--- Start RECORD LIST ---

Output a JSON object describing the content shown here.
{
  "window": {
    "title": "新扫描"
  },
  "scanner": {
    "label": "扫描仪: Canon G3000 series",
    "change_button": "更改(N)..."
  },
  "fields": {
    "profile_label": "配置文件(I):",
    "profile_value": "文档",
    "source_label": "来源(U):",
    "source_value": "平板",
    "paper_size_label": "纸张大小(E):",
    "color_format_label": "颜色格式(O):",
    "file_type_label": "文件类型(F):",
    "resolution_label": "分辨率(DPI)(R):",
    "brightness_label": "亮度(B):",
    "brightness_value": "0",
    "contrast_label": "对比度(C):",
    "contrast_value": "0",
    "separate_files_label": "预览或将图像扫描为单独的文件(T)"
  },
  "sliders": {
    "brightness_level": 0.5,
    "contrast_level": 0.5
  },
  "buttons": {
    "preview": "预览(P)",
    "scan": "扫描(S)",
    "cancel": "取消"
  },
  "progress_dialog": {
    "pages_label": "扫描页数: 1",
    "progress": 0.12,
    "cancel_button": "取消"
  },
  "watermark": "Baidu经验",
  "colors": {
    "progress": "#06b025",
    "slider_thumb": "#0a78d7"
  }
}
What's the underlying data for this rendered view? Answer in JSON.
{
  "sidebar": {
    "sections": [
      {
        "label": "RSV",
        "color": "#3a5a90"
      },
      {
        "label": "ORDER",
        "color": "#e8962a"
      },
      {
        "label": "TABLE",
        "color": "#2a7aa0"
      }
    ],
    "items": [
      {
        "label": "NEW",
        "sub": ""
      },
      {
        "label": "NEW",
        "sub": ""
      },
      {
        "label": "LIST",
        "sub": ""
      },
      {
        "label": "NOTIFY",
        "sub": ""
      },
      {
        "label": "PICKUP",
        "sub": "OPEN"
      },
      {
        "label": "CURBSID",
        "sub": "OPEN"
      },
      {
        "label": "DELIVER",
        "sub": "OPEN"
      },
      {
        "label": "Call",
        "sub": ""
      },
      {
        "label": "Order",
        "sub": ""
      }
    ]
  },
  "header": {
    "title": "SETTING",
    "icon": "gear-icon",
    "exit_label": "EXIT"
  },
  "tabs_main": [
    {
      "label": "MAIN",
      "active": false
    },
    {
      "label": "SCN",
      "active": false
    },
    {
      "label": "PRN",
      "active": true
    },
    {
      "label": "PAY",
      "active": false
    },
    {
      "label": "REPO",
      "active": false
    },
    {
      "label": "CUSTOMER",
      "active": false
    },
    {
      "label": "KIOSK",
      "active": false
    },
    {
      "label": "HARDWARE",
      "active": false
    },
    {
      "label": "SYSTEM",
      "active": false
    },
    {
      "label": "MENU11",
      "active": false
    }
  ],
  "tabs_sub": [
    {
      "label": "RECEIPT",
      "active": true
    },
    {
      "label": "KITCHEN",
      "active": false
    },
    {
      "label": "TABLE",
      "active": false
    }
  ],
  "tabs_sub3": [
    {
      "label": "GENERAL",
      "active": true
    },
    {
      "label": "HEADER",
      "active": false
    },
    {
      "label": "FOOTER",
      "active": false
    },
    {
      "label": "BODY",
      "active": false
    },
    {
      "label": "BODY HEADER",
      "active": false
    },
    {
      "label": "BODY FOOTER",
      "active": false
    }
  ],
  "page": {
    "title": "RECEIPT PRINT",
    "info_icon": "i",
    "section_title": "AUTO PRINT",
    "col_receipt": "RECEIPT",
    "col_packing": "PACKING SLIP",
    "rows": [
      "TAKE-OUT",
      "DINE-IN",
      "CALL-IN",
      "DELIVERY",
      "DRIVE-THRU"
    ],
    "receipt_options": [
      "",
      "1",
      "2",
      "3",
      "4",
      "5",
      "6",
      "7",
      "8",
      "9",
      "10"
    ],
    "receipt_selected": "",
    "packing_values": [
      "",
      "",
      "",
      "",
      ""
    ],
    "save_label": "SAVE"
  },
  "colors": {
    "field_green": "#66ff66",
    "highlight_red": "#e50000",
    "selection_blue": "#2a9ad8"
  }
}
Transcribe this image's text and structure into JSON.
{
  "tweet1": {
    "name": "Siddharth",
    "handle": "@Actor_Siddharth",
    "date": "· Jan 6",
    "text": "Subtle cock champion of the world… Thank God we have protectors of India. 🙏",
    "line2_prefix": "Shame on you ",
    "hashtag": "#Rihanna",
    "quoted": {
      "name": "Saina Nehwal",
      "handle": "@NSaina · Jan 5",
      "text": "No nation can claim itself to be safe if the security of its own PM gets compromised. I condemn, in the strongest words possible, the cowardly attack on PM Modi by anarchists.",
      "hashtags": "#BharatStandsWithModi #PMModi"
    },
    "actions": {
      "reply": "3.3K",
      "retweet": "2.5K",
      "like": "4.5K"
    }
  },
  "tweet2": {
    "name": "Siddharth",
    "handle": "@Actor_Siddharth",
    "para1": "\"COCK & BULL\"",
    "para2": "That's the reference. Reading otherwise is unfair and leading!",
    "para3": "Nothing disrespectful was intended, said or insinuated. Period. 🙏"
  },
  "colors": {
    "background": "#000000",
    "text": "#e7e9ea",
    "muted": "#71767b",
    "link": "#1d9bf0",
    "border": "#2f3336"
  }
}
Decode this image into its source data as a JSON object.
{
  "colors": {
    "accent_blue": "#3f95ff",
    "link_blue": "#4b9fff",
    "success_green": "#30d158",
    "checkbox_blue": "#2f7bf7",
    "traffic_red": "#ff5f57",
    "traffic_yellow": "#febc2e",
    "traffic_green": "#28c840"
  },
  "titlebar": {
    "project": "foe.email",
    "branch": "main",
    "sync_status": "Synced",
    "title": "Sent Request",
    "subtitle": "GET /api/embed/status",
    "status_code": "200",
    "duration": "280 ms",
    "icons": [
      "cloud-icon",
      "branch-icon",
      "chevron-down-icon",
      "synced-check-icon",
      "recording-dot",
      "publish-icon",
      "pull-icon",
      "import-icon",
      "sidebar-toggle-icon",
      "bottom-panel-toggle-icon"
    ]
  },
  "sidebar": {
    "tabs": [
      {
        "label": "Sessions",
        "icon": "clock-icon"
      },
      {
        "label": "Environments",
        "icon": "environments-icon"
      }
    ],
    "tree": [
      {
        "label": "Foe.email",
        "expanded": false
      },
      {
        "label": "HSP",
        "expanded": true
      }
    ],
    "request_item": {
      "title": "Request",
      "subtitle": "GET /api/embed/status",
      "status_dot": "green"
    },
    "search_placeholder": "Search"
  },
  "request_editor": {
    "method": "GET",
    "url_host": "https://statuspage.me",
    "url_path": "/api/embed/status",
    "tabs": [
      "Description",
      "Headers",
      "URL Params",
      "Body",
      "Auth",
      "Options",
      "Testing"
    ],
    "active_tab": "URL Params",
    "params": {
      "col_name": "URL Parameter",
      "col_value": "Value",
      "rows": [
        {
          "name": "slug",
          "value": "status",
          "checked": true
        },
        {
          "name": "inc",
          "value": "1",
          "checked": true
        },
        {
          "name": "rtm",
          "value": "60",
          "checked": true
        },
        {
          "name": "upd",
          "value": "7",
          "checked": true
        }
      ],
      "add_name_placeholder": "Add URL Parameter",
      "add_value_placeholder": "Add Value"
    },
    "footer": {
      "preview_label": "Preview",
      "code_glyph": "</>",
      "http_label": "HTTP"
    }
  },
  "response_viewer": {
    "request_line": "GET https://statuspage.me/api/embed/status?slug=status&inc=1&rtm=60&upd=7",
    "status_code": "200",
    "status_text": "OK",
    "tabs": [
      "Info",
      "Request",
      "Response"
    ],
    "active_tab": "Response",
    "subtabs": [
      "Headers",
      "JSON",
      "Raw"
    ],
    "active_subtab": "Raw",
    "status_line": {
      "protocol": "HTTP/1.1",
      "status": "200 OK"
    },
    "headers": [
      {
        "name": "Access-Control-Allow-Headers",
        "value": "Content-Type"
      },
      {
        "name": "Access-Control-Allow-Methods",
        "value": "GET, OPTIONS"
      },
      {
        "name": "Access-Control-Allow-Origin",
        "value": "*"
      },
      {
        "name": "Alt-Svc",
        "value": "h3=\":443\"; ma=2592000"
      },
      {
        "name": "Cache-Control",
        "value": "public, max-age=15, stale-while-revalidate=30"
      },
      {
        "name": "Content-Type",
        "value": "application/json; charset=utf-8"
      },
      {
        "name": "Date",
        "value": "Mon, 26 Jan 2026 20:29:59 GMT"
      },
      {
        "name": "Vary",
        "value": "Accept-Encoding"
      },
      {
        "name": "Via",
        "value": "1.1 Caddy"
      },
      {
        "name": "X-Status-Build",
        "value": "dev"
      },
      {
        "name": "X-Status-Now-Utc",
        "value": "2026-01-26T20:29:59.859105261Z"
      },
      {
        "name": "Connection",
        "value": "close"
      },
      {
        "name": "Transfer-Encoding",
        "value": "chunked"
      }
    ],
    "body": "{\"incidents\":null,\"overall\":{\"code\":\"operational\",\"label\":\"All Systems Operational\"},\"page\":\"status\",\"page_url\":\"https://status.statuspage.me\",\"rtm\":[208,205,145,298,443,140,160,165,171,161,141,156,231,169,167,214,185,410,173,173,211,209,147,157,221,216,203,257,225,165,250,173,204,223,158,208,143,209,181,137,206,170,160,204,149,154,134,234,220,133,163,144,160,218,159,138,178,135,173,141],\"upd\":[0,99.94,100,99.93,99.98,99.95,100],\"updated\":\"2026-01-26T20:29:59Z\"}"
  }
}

--- End RECORD LIST ---

_EXERCISE AIM_
Show every line from the entries above in which the word "Control" appears.

_TASK RESPONSE_
        "name": "Access-Control-Allow-Headers",
        "name": "Access-Control-Allow-Methods",
        "name": "Access-Control-Allow-Origin",
        "name": "Cache-Control",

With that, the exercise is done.